* _What is being asked_:
Count how many lines in the material below hold the word "icon"; the reply is that number alone.

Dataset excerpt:
════

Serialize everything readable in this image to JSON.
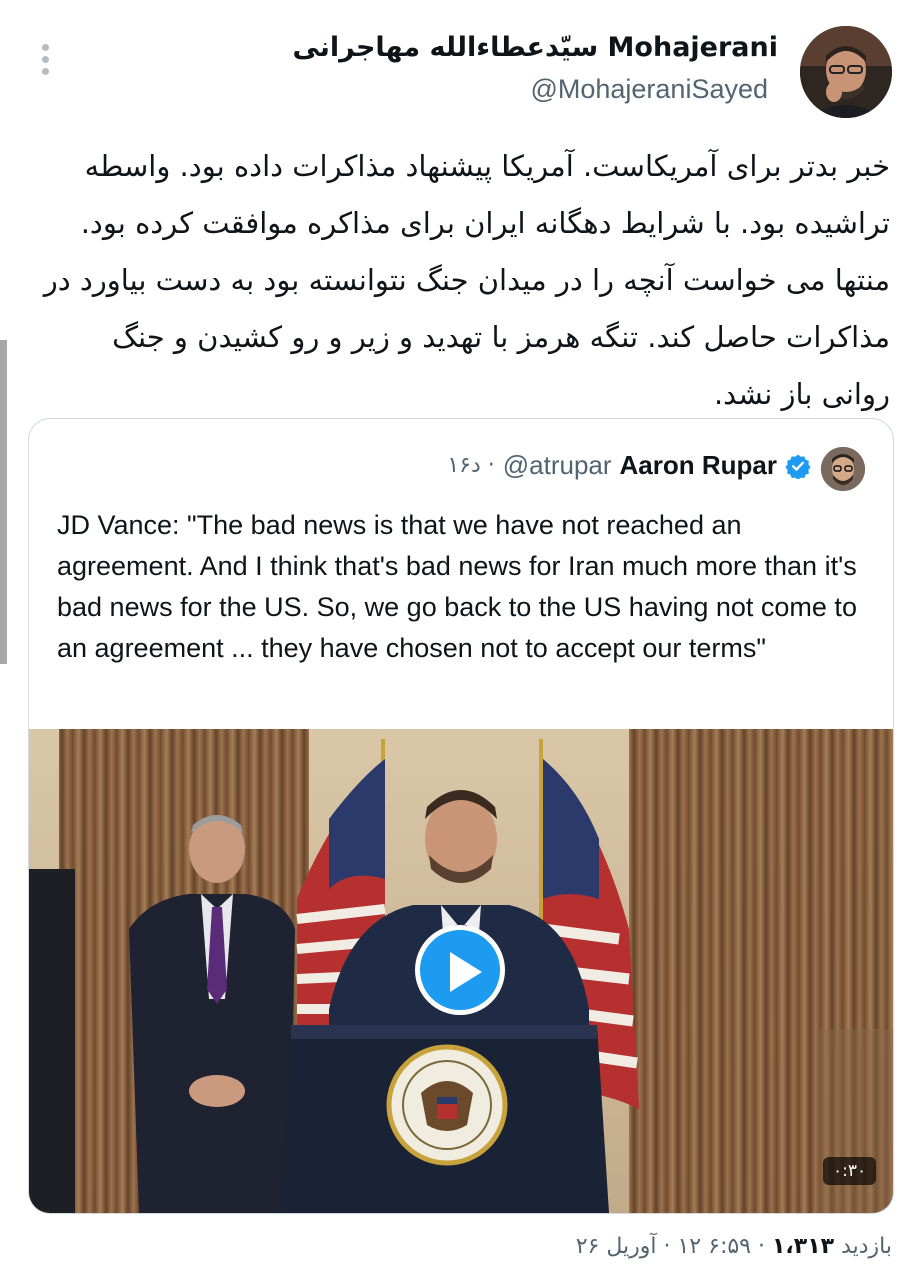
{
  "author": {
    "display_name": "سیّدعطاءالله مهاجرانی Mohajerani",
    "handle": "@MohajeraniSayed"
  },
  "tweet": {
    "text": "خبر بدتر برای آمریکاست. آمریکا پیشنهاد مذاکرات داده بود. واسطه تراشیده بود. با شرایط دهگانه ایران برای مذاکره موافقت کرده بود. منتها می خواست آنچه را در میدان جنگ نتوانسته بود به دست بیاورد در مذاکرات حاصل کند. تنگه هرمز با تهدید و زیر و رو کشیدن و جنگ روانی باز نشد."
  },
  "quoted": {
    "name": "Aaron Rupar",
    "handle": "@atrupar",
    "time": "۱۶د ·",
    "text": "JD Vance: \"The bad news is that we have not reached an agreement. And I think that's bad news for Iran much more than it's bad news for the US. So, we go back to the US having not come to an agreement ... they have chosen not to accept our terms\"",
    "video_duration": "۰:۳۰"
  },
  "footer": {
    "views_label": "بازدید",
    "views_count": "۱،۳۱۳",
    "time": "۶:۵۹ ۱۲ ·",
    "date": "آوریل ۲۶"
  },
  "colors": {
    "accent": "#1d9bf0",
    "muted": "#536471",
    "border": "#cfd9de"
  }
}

════

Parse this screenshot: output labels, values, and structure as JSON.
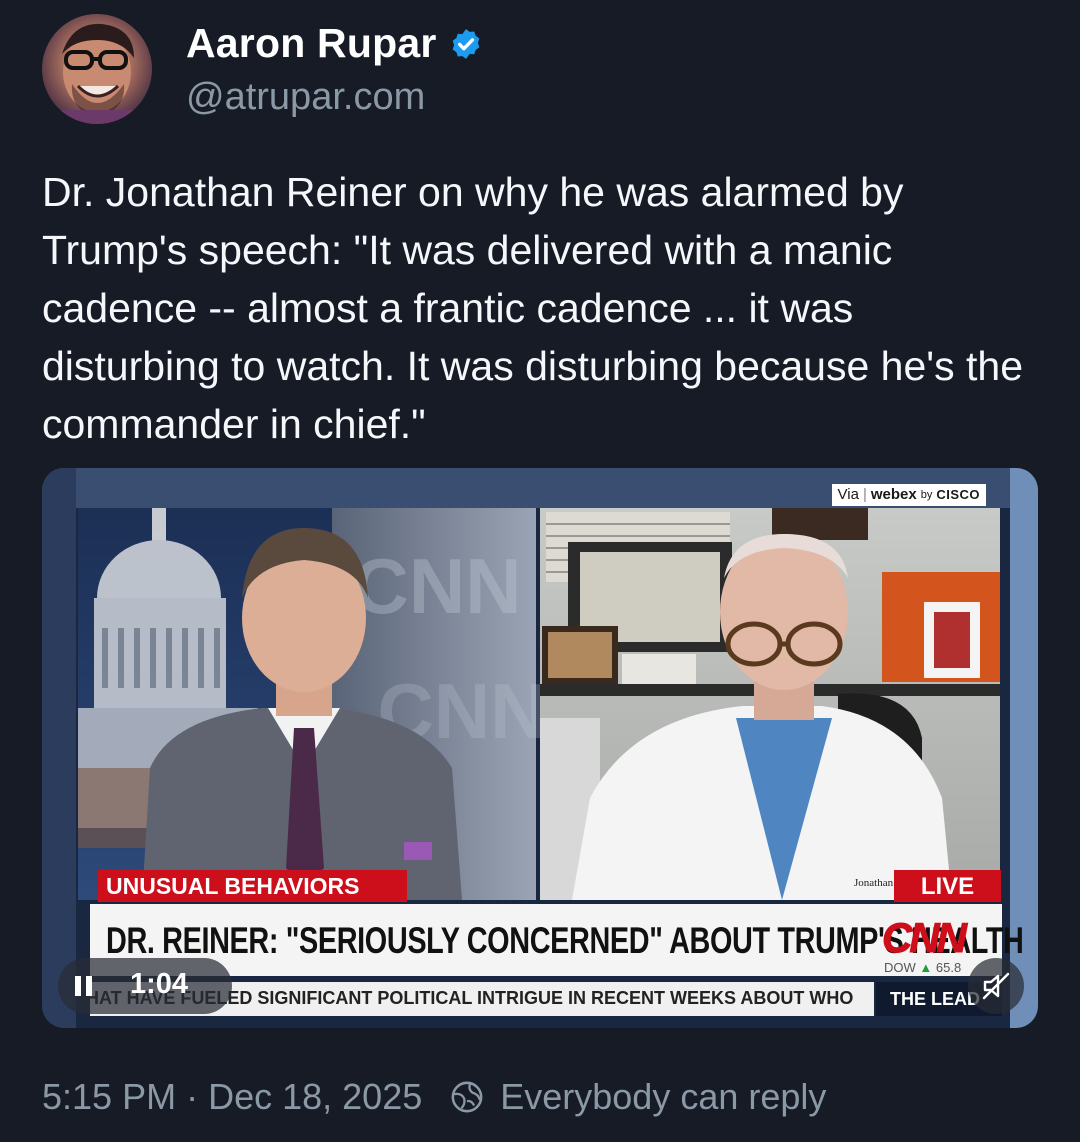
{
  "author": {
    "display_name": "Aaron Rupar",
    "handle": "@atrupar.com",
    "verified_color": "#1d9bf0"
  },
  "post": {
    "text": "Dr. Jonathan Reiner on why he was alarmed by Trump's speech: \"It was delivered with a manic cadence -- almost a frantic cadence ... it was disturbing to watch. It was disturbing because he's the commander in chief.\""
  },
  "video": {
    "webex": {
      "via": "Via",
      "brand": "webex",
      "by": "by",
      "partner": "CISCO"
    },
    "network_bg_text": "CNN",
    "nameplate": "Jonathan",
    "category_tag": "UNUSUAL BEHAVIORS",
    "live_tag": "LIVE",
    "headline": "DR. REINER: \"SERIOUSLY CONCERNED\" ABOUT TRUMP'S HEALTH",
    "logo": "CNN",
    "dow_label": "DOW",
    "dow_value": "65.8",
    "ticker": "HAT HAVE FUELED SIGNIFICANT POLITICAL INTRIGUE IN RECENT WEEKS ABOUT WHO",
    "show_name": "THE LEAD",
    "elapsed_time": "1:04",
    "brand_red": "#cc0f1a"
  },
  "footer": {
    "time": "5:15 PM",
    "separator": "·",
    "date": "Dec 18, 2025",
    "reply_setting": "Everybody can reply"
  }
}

════

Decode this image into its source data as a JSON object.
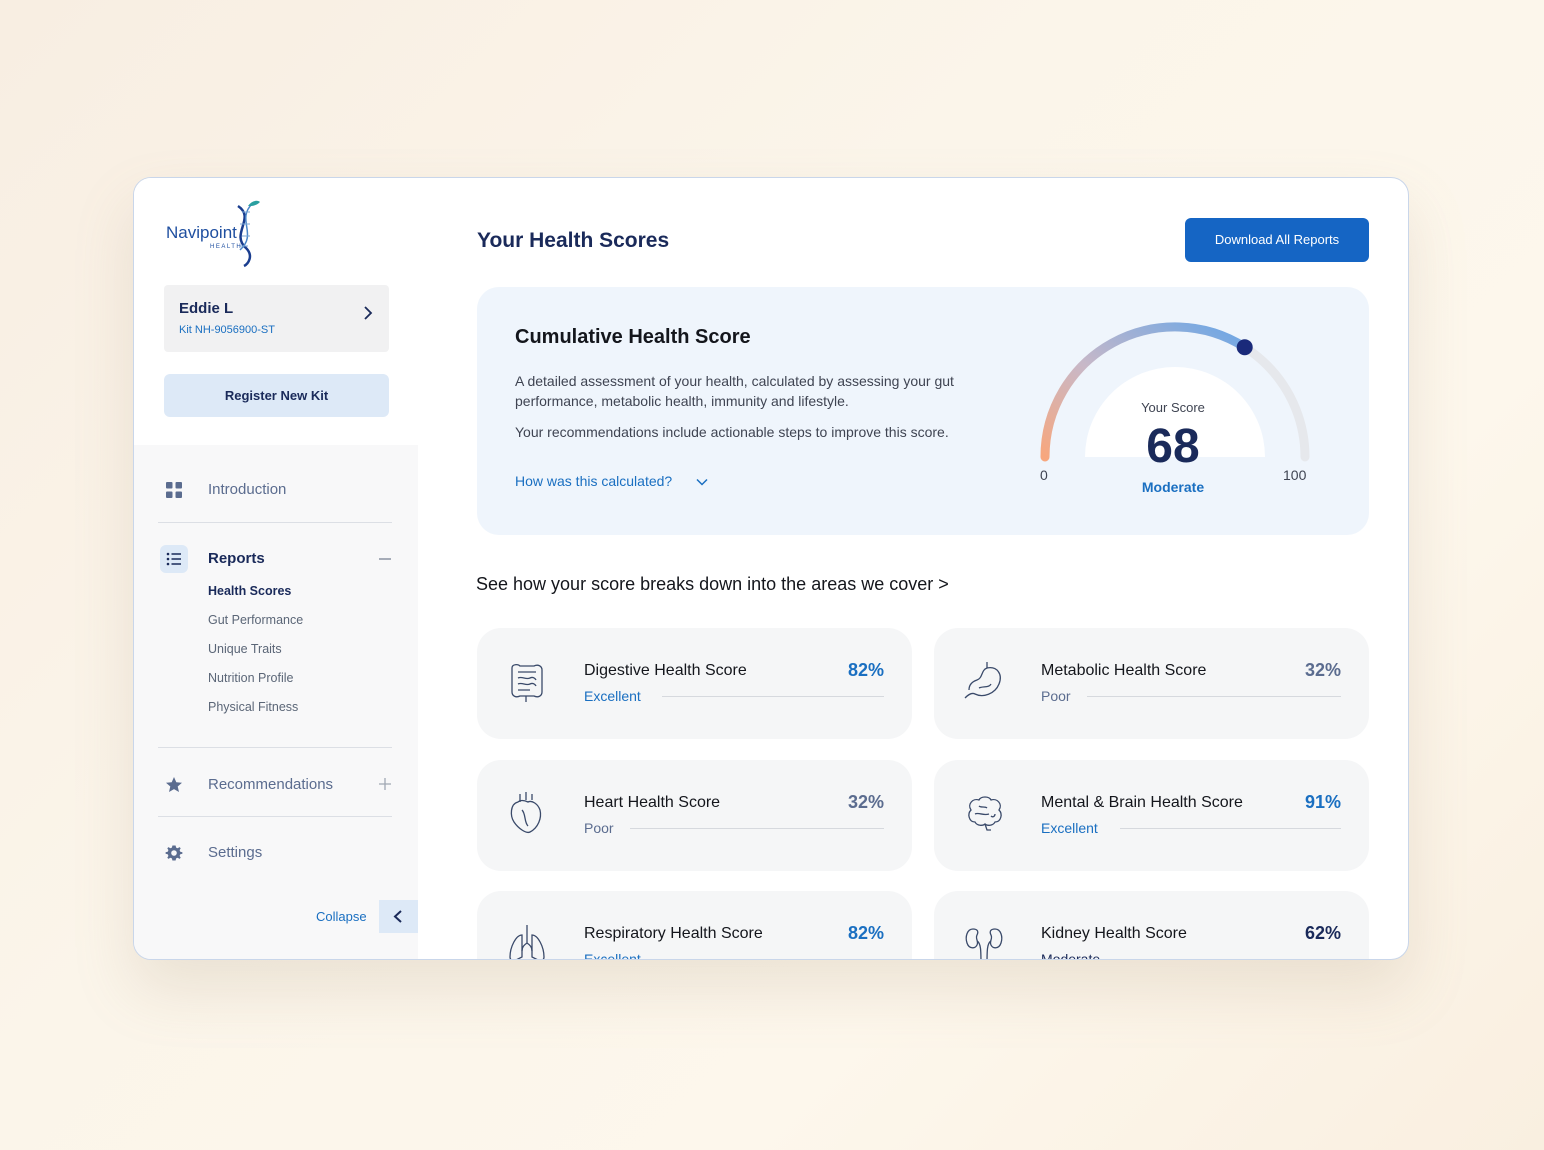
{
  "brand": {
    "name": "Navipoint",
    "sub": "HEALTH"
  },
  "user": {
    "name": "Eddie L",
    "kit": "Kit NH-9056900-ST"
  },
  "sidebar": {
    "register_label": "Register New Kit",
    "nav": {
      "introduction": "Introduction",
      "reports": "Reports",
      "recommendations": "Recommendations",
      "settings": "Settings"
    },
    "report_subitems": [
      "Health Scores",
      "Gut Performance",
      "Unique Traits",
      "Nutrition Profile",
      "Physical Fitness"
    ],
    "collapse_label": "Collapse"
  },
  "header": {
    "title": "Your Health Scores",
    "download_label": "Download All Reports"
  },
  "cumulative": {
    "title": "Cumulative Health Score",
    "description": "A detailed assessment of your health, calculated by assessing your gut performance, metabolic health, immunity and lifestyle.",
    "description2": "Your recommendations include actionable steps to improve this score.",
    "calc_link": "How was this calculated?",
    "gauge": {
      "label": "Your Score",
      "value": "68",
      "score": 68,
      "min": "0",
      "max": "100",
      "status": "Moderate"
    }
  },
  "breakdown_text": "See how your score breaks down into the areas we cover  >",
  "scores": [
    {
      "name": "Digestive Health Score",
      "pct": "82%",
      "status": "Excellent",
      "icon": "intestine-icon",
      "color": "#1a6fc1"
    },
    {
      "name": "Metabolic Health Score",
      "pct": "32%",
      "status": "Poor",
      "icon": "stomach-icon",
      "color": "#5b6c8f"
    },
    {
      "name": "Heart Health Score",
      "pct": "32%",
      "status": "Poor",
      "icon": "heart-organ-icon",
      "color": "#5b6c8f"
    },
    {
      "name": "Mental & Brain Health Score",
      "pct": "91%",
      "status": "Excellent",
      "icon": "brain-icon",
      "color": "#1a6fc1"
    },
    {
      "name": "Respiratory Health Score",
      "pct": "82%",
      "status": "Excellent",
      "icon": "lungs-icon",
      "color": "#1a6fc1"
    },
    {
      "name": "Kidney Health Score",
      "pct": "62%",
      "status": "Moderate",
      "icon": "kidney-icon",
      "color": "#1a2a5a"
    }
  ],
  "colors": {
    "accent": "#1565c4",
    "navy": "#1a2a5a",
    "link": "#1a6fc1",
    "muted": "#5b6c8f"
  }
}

════

* _The output_:
6